> **Task data**:
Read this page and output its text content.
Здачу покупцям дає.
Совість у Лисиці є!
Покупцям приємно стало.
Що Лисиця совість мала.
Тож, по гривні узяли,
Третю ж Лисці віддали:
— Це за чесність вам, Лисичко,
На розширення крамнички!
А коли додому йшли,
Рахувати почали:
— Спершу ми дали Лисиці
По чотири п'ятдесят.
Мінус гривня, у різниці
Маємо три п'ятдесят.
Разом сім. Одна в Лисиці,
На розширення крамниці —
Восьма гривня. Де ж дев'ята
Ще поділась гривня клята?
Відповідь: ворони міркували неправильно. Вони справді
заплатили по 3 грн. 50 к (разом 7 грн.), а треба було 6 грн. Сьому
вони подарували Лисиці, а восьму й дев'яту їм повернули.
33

> **To do**:
Show every line of the records above that contains the word "розширення".

> **Exercise answer**:
На розширення крамнички!
На розширення крамниці —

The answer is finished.